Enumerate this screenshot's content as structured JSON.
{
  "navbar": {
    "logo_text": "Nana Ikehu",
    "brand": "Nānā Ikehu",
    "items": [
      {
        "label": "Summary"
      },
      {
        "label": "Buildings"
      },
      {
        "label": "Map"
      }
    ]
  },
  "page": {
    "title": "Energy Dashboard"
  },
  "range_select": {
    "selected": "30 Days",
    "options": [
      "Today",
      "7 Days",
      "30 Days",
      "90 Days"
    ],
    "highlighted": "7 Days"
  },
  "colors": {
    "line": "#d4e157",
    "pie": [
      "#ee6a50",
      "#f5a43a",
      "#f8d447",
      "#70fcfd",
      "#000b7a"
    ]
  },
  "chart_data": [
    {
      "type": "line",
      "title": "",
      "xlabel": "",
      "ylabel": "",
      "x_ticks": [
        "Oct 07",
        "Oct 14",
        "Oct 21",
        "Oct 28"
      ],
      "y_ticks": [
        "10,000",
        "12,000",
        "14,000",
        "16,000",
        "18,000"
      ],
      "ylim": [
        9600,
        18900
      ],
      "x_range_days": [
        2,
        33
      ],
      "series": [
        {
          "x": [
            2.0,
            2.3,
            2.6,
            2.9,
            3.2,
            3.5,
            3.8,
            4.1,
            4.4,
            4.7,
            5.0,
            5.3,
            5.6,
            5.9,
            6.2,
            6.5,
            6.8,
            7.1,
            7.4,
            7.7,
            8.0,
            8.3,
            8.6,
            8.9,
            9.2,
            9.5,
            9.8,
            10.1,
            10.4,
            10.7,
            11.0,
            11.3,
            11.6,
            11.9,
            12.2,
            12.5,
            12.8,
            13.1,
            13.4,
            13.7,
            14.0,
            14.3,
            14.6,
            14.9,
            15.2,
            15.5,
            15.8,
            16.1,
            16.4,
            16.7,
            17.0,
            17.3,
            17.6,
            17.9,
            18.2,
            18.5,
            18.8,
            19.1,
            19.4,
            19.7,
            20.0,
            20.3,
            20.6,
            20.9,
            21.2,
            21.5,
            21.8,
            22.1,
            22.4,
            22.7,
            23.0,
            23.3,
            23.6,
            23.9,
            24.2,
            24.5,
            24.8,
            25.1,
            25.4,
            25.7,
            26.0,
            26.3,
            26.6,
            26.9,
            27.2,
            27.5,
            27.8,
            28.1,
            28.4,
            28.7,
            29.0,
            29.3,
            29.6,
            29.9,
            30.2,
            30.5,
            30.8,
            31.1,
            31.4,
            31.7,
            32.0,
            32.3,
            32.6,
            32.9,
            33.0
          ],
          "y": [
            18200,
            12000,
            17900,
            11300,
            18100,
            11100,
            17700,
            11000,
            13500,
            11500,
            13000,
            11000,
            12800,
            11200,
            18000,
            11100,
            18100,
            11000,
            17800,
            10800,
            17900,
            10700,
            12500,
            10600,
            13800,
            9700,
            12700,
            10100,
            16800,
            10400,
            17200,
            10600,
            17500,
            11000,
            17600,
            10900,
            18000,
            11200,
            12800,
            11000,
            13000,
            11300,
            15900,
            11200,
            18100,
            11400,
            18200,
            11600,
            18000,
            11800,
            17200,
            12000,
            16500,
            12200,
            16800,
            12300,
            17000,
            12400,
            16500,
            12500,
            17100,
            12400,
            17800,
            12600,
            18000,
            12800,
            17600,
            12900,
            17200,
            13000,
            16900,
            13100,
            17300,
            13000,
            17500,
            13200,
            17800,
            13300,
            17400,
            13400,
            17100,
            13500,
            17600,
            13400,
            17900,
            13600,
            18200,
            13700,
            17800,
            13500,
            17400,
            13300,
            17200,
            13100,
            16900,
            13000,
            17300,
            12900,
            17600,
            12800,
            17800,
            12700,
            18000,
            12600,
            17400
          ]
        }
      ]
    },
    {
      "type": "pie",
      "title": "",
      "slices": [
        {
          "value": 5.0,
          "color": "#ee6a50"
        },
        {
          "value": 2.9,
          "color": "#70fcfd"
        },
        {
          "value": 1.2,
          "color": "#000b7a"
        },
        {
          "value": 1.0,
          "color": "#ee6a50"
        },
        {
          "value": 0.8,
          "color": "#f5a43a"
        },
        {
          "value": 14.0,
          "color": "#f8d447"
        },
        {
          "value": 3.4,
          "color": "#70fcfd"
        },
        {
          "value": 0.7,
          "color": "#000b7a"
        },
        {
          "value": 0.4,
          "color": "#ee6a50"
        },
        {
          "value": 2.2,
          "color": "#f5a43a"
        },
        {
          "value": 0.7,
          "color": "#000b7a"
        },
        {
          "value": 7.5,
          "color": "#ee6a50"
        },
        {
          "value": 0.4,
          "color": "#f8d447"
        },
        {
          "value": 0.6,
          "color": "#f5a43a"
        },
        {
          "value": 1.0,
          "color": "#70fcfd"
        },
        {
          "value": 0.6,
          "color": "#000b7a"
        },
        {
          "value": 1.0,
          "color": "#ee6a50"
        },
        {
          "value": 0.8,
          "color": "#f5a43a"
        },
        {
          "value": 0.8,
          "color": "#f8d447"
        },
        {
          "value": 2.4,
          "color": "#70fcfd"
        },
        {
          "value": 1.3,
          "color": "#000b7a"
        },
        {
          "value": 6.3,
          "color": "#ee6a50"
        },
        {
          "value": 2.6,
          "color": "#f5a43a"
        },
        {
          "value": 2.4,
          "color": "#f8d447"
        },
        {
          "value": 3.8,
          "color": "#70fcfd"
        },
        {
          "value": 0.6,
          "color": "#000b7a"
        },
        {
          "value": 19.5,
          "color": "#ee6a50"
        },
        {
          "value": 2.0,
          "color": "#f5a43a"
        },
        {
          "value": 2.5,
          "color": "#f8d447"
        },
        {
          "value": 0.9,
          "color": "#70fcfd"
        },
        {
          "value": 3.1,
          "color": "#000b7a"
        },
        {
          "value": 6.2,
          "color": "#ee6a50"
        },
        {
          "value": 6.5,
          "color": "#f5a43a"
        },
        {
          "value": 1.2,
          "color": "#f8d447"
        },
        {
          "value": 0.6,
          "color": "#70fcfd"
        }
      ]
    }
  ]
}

Goal of the exercise => State how many lines of the entries above include the word "Ikehu", offering no text other than the number.

Written answer => 2